With no edits of any kind, print each record that follows.
■ ■ ■ ■ ■
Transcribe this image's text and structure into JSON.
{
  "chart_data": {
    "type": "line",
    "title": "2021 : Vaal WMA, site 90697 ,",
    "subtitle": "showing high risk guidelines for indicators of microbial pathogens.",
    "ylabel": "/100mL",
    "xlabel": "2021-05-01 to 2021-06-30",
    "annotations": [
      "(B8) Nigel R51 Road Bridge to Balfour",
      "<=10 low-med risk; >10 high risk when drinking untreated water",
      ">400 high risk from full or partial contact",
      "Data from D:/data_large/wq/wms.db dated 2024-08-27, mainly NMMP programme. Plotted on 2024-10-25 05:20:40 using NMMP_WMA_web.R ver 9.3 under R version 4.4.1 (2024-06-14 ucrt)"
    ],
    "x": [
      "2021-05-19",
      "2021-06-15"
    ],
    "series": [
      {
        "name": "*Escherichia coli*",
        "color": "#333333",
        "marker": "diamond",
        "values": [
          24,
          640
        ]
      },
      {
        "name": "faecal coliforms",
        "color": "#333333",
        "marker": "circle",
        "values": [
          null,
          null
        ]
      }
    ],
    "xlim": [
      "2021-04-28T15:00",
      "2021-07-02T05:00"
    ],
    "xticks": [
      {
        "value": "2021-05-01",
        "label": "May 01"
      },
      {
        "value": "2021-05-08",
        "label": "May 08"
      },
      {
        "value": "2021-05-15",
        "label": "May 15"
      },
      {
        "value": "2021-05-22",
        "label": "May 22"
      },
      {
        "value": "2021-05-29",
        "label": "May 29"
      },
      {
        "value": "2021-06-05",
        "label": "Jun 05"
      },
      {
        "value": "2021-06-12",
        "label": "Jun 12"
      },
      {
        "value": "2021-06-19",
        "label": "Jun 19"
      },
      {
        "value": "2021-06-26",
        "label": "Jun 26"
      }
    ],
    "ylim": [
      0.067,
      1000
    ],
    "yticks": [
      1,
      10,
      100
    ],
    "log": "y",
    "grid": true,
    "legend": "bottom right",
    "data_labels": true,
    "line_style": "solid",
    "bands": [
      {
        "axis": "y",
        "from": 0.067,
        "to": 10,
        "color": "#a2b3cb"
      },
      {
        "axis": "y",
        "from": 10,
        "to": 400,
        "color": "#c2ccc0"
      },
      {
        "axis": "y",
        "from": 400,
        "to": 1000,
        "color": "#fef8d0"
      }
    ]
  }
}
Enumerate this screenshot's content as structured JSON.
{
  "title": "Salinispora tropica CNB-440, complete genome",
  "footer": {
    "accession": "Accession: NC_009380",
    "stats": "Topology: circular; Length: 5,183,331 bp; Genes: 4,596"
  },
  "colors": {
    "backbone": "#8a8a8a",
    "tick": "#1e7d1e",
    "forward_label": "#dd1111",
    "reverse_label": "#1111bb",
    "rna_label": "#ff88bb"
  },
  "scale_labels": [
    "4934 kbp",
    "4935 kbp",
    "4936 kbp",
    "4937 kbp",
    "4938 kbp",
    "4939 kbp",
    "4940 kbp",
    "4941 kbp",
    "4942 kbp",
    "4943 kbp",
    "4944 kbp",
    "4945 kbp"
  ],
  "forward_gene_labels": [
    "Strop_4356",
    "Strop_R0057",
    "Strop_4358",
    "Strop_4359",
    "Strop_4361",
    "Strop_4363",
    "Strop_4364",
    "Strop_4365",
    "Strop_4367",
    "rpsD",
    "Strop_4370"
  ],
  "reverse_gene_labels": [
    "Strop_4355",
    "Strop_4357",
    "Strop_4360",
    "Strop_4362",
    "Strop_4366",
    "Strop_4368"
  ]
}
■ ■ ■ ■ ■
-- Task output --
Transcribe this image's text and structure into JSON.
{
  "chart_data": {
    "type": "line",
    "title": "2021 : Vaal WMA, site 90697 ,",
    "subtitle": "showing high risk guidelines for indicators of microbial pathogens.",
    "ylabel": "/100mL",
    "xlabel": "2021-05-01 to 2021-06-30",
    "annotations": [
      "(B8) Nigel R51 Road Bridge to Balfour",
      "<=10 low-med risk; >10 high risk when drinking untreated water",
      ">400 high risk from full or partial contact",
      "Data from D:/data_large/wq/wms.db dated 2024-08-27, mainly NMMP programme. Plotted on 2024-10-25 05:20:40 using NMMP_WMA_web.R ver 9.3 under R version 4.4.1 (2024-06-14 ucrt)"
    ],
    "x": [
      "2021-05-19",
      "2021-06-15"
    ],
    "series": [
      {
        "name": "*Escherichia coli*",
        "color": "#333333",
        "marker": "diamond",
        "values": [
          24,
          640
        ]
      },
      {
        "name": "faecal coliforms",
        "color": "#333333",
        "marker": "circle",
        "values": [
          null,
          null
        ]
      }
    ],
    "xlim": [
      "2021-04-28T15:00",
      "2021-07-02T05:00"
    ],
    "xticks": [
      {
        "value": "2021-05-01",
        "label": "May 01"
      },
      {
        "value": "2021-05-08",
        "label": "May 08"
      },
      {
        "value": "2021-05-15",
        "label": "May 15"
      },
      {
        "value": "2021-05-22",
        "label": "May 22"
      },
      {
        "value": "2021-05-29",
        "label": "May 29"
      },
      {
        "value": "2021-06-05",
        "label": "Jun 05"
      },
      {
        "value": "2021-06-12",
        "label": "Jun 12"
      },
      {
        "value": "2021-06-19",
        "label": "Jun 19"
      },
      {
        "value": "2021-06-26",
        "label": "Jun 26"
      }
    ],
    "ylim": [
      0.067,
      1000
    ],
    "yticks": [
      1,
      10,
      100
    ],
    "log": "y",
    "grid": true,
    "legend": "bottom right",
    "data_labels": true,
    "line_style": "solid",
    "bands": [
      {
        "axis": "y",
        "from": 0.067,
        "to": 10,
        "color": "#a2b3cb"
      },
      {
        "axis": "y",
        "from": 10,
        "to": 400,
        "color": "#c2ccc0"
      },
      {
        "axis": "y",
        "from": 400,
        "to": 1000,
        "color": "#fef8d0"
      }
    ]
  }
}
Enumerate this screenshot's content as structured JSON.
{
  "title": "Salinispora tropica CNB-440, complete genome",
  "footer": {
    "accession": "Accession: NC_009380",
    "stats": "Topology: circular; Length: 5,183,331 bp; Genes: 4,596"
  },
  "colors": {
    "backbone": "#8a8a8a",
    "tick": "#1e7d1e",
    "forward_label": "#dd1111",
    "reverse_label": "#1111bb",
    "rna_label": "#ff88bb"
  },
  "scale_labels": [
    "4934 kbp",
    "4935 kbp",
    "4936 kbp",
    "4937 kbp",
    "4938 kbp",
    "4939 kbp",
    "4940 kbp",
    "4941 kbp",
    "4942 kbp",
    "4943 kbp",
    "4944 kbp",
    "4945 kbp"
  ],
  "forward_gene_labels": [
    "Strop_4356",
    "Strop_R0057",
    "Strop_4358",
    "Strop_4359",
    "Strop_4361",
    "Strop_4363",
    "Strop_4364",
    "Strop_4365",
    "Strop_4367",
    "rpsD",
    "Strop_4370"
  ],
  "reverse_gene_labels": [
    "Strop_4355",
    "Strop_4357",
    "Strop_4360",
    "Strop_4362",
    "Strop_4366",
    "Strop_4368"
  ]
}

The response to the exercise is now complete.